• **Exercise**:
Every entry needs to be reproduced exactly.

═══ Supplied records ═══

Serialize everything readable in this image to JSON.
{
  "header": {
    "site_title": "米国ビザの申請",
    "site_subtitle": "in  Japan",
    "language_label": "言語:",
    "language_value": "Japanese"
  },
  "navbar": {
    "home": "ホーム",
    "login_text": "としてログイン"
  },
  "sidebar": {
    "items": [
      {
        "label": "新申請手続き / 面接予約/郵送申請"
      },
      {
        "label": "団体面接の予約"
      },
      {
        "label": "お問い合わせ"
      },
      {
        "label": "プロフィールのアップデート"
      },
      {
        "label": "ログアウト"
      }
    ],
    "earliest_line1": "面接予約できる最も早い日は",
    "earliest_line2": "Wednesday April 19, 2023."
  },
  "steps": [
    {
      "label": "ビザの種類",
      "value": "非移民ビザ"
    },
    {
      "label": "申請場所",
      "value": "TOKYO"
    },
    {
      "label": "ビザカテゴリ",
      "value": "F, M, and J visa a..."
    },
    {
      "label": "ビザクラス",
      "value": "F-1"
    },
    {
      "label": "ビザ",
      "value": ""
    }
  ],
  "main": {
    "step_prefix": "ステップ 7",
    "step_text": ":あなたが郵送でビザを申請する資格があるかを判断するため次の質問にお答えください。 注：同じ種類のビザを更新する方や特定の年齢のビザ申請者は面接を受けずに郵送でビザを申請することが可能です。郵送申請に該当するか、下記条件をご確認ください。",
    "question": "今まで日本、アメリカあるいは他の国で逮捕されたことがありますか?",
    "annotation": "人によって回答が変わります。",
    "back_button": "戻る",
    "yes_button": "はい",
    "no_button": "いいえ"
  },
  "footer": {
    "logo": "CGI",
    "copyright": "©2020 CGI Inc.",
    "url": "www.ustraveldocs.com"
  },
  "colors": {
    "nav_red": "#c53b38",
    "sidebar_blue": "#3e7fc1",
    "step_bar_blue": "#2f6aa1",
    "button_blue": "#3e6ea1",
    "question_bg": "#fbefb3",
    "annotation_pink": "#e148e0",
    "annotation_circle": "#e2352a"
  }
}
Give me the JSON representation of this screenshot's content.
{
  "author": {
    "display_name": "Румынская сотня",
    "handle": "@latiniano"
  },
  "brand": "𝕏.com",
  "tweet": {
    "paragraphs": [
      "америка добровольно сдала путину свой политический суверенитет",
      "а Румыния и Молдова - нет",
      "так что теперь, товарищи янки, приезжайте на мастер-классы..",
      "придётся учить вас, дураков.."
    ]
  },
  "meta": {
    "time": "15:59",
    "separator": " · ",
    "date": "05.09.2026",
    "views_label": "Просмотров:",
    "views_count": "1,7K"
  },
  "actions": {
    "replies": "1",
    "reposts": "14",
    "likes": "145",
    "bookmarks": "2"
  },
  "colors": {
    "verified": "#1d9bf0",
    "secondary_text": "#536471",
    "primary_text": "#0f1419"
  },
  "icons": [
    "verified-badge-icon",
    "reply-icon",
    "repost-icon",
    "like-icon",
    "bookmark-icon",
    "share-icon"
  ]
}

═══

• **The output**:
Serialize everything readable in this image to JSON.
{
  "header": {
    "site_title": "米国ビザの申請",
    "site_subtitle": "in  Japan",
    "language_label": "言語:",
    "language_value": "Japanese"
  },
  "navbar": {
    "home": "ホーム",
    "login_text": "としてログイン"
  },
  "sidebar": {
    "items": [
      {
        "label": "新申請手続き / 面接予約/郵送申請"
      },
      {
        "label": "団体面接の予約"
      },
      {
        "label": "お問い合わせ"
      },
      {
        "label": "プロフィールのアップデート"
      },
      {
        "label": "ログアウト"
      }
    ],
    "earliest_line1": "面接予約できる最も早い日は",
    "earliest_line2": "Wednesday April 19, 2023."
  },
  "steps": [
    {
      "label": "ビザの種類",
      "value": "非移民ビザ"
    },
    {
      "label": "申請場所",
      "value": "TOKYO"
    },
    {
      "label": "ビザカテゴリ",
      "value": "F, M, and J visa a..."
    },
    {
      "label": "ビザクラス",
      "value": "F-1"
    },
    {
      "label": "ビザ",
      "value": ""
    }
  ],
  "main": {
    "step_prefix": "ステップ 7",
    "step_text": ":あなたが郵送でビザを申請する資格があるかを判断するため次の質問にお答えください。 注：同じ種類のビザを更新する方や特定の年齢のビザ申請者は面接を受けずに郵送でビザを申請することが可能です。郵送申請に該当するか、下記条件をご確認ください。",
    "question": "今まで日本、アメリカあるいは他の国で逮捕されたことがありますか?",
    "annotation": "人によって回答が変わります。",
    "back_button": "戻る",
    "yes_button": "はい",
    "no_button": "いいえ"
  },
  "footer": {
    "logo": "CGI",
    "copyright": "©2020 CGI Inc.",
    "url": "www.ustraveldocs.com"
  },
  "colors": {
    "nav_red": "#c53b38",
    "sidebar_blue": "#3e7fc1",
    "step_bar_blue": "#2f6aa1",
    "button_blue": "#3e6ea1",
    "question_bg": "#fbefb3",
    "annotation_pink": "#e148e0",
    "annotation_circle": "#e2352a"
  }
}
Give me the JSON representation of this screenshot's content.
{
  "author": {
    "display_name": "Румынская сотня",
    "handle": "@latiniano"
  },
  "brand": "𝕏.com",
  "tweet": {
    "paragraphs": [
      "америка добровольно сдала путину свой политический суверенитет",
      "а Румыния и Молдова - нет",
      "так что теперь, товарищи янки, приезжайте на мастер-классы..",
      "придётся учить вас, дураков.."
    ]
  },
  "meta": {
    "time": "15:59",
    "separator": " · ",
    "date": "05.09.2026",
    "views_label": "Просмотров:",
    "views_count": "1,7K"
  },
  "actions": {
    "replies": "1",
    "reposts": "14",
    "likes": "145",
    "bookmarks": "2"
  },
  "colors": {
    "verified": "#1d9bf0",
    "secondary_text": "#536471",
    "primary_text": "#0f1419"
  },
  "icons": [
    "verified-badge-icon",
    "reply-icon",
    "repost-icon",
    "like-icon",
    "bookmark-icon",
    "share-icon"
  ]
}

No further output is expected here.